- _Written request_
Transcribe every line of the listing below without any deviation.

- _Materials provided_
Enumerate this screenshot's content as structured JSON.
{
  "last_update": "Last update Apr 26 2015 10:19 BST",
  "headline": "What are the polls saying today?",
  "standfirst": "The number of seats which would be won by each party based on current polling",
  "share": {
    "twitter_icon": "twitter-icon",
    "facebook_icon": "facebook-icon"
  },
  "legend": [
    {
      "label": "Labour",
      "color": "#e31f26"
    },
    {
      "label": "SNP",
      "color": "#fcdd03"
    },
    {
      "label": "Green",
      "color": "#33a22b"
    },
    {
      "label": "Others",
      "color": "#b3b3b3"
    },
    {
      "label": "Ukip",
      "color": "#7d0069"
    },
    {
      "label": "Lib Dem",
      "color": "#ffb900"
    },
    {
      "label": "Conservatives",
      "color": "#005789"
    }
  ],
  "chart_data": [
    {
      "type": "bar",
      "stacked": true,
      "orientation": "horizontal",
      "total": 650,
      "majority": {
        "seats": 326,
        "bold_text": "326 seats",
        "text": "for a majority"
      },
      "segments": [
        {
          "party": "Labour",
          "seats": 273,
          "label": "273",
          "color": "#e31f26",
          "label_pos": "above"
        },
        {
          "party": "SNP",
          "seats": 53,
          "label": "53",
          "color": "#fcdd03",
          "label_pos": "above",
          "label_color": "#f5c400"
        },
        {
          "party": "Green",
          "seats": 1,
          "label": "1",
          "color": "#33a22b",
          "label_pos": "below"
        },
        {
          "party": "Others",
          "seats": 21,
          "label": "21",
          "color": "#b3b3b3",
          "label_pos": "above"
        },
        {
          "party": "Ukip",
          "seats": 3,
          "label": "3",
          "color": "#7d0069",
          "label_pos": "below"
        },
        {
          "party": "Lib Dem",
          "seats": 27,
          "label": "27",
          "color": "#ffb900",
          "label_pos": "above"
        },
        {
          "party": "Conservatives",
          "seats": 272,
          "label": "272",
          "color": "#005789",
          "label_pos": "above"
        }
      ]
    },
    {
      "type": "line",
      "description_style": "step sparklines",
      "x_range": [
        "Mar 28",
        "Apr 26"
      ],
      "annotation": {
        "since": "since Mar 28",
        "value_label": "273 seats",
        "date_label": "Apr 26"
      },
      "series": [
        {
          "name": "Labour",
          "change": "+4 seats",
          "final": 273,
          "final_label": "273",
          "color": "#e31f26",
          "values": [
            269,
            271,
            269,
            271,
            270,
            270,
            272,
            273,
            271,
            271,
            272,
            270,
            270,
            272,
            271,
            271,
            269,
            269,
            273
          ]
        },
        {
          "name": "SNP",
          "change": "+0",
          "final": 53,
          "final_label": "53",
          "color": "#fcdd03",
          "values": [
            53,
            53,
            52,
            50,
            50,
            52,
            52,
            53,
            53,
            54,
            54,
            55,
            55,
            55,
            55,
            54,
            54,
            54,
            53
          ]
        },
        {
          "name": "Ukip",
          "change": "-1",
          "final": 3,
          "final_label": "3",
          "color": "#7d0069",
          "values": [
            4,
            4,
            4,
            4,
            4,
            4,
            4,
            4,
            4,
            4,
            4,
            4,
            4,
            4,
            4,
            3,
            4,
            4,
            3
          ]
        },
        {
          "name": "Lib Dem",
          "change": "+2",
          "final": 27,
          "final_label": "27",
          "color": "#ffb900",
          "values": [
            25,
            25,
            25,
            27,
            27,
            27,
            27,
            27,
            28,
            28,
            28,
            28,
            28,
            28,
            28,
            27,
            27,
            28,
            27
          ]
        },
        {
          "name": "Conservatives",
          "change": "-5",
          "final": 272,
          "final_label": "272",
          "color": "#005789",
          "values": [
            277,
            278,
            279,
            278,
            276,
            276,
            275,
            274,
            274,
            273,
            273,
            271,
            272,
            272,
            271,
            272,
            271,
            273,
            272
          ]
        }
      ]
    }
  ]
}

- _Task result_
Enumerate this screenshot's content as structured JSON.
{
  "last_update": "Last update Apr 26 2015 10:19 BST",
  "headline": "What are the polls saying today?",
  "standfirst": "The number of seats which would be won by each party based on current polling",
  "share": {
    "twitter_icon": "twitter-icon",
    "facebook_icon": "facebook-icon"
  },
  "legend": [
    {
      "label": "Labour",
      "color": "#e31f26"
    },
    {
      "label": "SNP",
      "color": "#fcdd03"
    },
    {
      "label": "Green",
      "color": "#33a22b"
    },
    {
      "label": "Others",
      "color": "#b3b3b3"
    },
    {
      "label": "Ukip",
      "color": "#7d0069"
    },
    {
      "label": "Lib Dem",
      "color": "#ffb900"
    },
    {
      "label": "Conservatives",
      "color": "#005789"
    }
  ],
  "chart_data": [
    {
      "type": "bar",
      "stacked": true,
      "orientation": "horizontal",
      "total": 650,
      "majority": {
        "seats": 326,
        "bold_text": "326 seats",
        "text": "for a majority"
      },
      "segments": [
        {
          "party": "Labour",
          "seats": 273,
          "label": "273",
          "color": "#e31f26",
          "label_pos": "above"
        },
        {
          "party": "SNP",
          "seats": 53,
          "label": "53",
          "color": "#fcdd03",
          "label_pos": "above",
          "label_color": "#f5c400"
        },
        {
          "party": "Green",
          "seats": 1,
          "label": "1",
          "color": "#33a22b",
          "label_pos": "below"
        },
        {
          "party": "Others",
          "seats": 21,
          "label": "21",
          "color": "#b3b3b3",
          "label_pos": "above"
        },
        {
          "party": "Ukip",
          "seats": 3,
          "label": "3",
          "color": "#7d0069",
          "label_pos": "below"
        },
        {
          "party": "Lib Dem",
          "seats": 27,
          "label": "27",
          "color": "#ffb900",
          "label_pos": "above"
        },
        {
          "party": "Conservatives",
          "seats": 272,
          "label": "272",
          "color": "#005789",
          "label_pos": "above"
        }
      ]
    },
    {
      "type": "line",
      "description_style": "step sparklines",
      "x_range": [
        "Mar 28",
        "Apr 26"
      ],
      "annotation": {
        "since": "since Mar 28",
        "value_label": "273 seats",
        "date_label": "Apr 26"
      },
      "series": [
        {
          "name": "Labour",
          "change": "+4 seats",
          "final": 273,
          "final_label": "273",
          "color": "#e31f26",
          "values": [
            269,
            271,
            269,
            271,
            270,
            270,
            272,
            273,
            271,
            271,
            272,
            270,
            270,
            272,
            271,
            271,
            269,
            269,
            273
          ]
        },
        {
          "name": "SNP",
          "change": "+0",
          "final": 53,
          "final_label": "53",
          "color": "#fcdd03",
          "values": [
            53,
            53,
            52,
            50,
            50,
            52,
            52,
            53,
            53,
            54,
            54,
            55,
            55,
            55,
            55,
            54,
            54,
            54,
            53
          ]
        },
        {
          "name": "Ukip",
          "change": "-1",
          "final": 3,
          "final_label": "3",
          "color": "#7d0069",
          "values": [
            4,
            4,
            4,
            4,
            4,
            4,
            4,
            4,
            4,
            4,
            4,
            4,
            4,
            4,
            4,
            3,
            4,
            4,
            3
          ]
        },
        {
          "name": "Lib Dem",
          "change": "+2",
          "final": 27,
          "final_label": "27",
          "color": "#ffb900",
          "values": [
            25,
            25,
            25,
            27,
            27,
            27,
            27,
            27,
            28,
            28,
            28,
            28,
            28,
            28,
            28,
            27,
            27,
            28,
            27
          ]
        },
        {
          "name": "Conservatives",
          "change": "-5",
          "final": 272,
          "final_label": "272",
          "color": "#005789",
          "values": [
            277,
            278,
            279,
            278,
            276,
            276,
            275,
            274,
            274,
            273,
            273,
            271,
            272,
            272,
            271,
            272,
            271,
            273,
            272
          ]
        }
      ]
    }
  ]
}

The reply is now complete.